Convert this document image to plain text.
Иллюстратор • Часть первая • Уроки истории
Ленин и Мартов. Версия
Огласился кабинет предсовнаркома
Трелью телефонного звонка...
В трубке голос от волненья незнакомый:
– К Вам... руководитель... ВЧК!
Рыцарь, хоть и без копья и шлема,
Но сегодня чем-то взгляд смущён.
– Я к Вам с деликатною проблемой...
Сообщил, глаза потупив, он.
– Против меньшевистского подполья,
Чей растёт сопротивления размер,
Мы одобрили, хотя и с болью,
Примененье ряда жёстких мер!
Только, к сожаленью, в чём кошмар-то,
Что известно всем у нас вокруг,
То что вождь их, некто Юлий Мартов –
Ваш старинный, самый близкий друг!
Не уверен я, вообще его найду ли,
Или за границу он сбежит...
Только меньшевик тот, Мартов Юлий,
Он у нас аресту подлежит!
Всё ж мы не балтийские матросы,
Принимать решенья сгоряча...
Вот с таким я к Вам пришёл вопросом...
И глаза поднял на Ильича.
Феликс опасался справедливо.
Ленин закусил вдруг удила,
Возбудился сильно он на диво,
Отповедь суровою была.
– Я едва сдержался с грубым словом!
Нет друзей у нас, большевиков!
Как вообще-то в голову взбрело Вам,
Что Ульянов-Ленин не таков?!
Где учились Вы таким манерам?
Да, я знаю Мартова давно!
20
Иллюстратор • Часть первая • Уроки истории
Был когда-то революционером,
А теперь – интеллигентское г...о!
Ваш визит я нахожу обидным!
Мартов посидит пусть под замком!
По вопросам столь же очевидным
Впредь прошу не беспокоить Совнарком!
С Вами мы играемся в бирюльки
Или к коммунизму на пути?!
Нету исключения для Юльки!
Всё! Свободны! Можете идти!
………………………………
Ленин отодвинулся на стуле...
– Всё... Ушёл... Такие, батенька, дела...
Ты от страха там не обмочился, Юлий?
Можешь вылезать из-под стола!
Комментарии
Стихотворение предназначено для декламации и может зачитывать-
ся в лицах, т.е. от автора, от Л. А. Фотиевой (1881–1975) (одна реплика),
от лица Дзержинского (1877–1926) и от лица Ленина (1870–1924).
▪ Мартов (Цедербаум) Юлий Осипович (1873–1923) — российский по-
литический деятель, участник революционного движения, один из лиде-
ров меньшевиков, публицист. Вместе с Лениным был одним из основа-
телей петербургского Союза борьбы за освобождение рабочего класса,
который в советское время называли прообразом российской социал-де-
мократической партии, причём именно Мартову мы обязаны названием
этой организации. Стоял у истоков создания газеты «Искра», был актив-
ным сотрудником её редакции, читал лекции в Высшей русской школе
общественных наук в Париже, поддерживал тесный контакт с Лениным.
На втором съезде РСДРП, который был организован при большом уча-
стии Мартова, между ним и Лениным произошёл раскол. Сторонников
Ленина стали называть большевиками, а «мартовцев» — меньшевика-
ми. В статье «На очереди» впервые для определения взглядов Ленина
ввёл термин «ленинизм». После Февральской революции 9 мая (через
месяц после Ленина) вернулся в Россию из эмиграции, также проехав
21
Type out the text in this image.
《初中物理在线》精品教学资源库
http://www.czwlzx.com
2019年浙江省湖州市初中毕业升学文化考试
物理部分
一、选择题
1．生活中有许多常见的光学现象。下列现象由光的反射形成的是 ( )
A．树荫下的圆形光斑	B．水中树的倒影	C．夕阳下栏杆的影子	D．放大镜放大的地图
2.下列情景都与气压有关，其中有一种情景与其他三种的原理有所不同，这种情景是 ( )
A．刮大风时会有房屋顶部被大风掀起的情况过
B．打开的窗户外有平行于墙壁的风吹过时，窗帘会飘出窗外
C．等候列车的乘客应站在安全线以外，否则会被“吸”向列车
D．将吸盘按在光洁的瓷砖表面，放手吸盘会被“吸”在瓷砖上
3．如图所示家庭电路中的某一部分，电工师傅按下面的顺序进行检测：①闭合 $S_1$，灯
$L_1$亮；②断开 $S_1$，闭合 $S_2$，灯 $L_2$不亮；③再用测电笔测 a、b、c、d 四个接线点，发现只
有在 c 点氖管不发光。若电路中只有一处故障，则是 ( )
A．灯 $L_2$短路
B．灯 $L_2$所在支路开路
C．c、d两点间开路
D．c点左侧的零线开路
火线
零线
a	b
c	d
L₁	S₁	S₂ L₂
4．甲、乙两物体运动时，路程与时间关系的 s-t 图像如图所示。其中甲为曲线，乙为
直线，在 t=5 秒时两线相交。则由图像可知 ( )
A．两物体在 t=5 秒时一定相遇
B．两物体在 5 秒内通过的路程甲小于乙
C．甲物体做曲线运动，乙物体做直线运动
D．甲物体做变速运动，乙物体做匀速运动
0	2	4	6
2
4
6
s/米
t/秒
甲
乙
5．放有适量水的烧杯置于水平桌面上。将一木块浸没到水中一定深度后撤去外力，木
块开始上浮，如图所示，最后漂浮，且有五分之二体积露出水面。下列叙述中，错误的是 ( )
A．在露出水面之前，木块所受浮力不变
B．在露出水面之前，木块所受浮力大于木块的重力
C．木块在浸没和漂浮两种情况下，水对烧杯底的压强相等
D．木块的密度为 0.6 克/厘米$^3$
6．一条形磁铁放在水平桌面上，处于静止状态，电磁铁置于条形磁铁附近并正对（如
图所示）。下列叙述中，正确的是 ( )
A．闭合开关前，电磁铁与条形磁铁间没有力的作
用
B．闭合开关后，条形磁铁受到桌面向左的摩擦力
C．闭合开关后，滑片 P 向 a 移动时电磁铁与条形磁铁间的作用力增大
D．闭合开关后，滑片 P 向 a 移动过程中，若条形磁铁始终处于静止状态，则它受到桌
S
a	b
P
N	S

※

Everything from the line with "Type out the text in this image." through the last line of the material above should be echoed exactly, and nothing else.

Type out the text in this image.
《初中物理在线》精品教学资源库
http://www.czwlzx.com
2019年浙江省湖州市初中毕业升学文化考试
物理部分
一、选择题
1．生活中有许多常见的光学现象。下列现象由光的反射形成的是 ( )
A．树荫下的圆形光斑	B．水中树的倒影	C．夕阳下栏杆的影子	D．放大镜放大的地图
2.下列情景都与气压有关，其中有一种情景与其他三种的原理有所不同，这种情景是 ( )
A．刮大风时会有房屋顶部被大风掀起的情况过
B．打开的窗户外有平行于墙壁的风吹过时，窗帘会飘出窗外
C．等候列车的乘客应站在安全线以外，否则会被“吸”向列车
D．将吸盘按在光洁的瓷砖表面，放手吸盘会被“吸”在瓷砖上
3．如图所示家庭电路中的某一部分，电工师傅按下面的顺序进行检测：①闭合 $S_1$，灯
$L_1$亮；②断开 $S_1$，闭合 $S_2$，灯 $L_2$不亮；③再用测电笔测 a、b、c、d 四个接线点，发现只
有在 c 点氖管不发光。若电路中只有一处故障，则是 ( )
A．灯 $L_2$短路
B．灯 $L_2$所在支路开路
C．c、d两点间开路
D．c点左侧的零线开路
火线
零线
a	b
c	d
L₁	S₁	S₂ L₂
4．甲、乙两物体运动时，路程与时间关系的 s-t 图像如图所示。其中甲为曲线，乙为
直线，在 t=5 秒时两线相交。则由图像可知 ( )
A．两物体在 t=5 秒时一定相遇
B．两物体在 5 秒内通过的路程甲小于乙
C．甲物体做曲线运动，乙物体做直线运动
D．甲物体做变速运动，乙物体做匀速运动
0	2	4	6
2
4
6
s/米
t/秒
甲
乙
5．放有适量水的烧杯置于水平桌面上。将一木块浸没到水中一定深度后撤去外力，木
块开始上浮，如图所示，最后漂浮，且有五分之二体积露出水面。下列叙述中，错误的是 ( )
A．在露出水面之前，木块所受浮力不变
B．在露出水面之前，木块所受浮力大于木块的重力
C．木块在浸没和漂浮两种情况下，水对烧杯底的压强相等
D．木块的密度为 0.6 克/厘米$^3$
6．一条形磁铁放在水平桌面上，处于静止状态，电磁铁置于条形磁铁附近并正对（如
图所示）。下列叙述中，正确的是 ( )
A．闭合开关前，电磁铁与条形磁铁间没有力的作
用
B．闭合开关后，条形磁铁受到桌面向左的摩擦力
C．闭合开关后，滑片 P 向 a 移动时电磁铁与条形磁铁间的作用力增大
D．闭合开关后，滑片 P 向 a 移动过程中，若条形磁铁始终处于静止状态，则它受到桌
S
a	b
P
N	S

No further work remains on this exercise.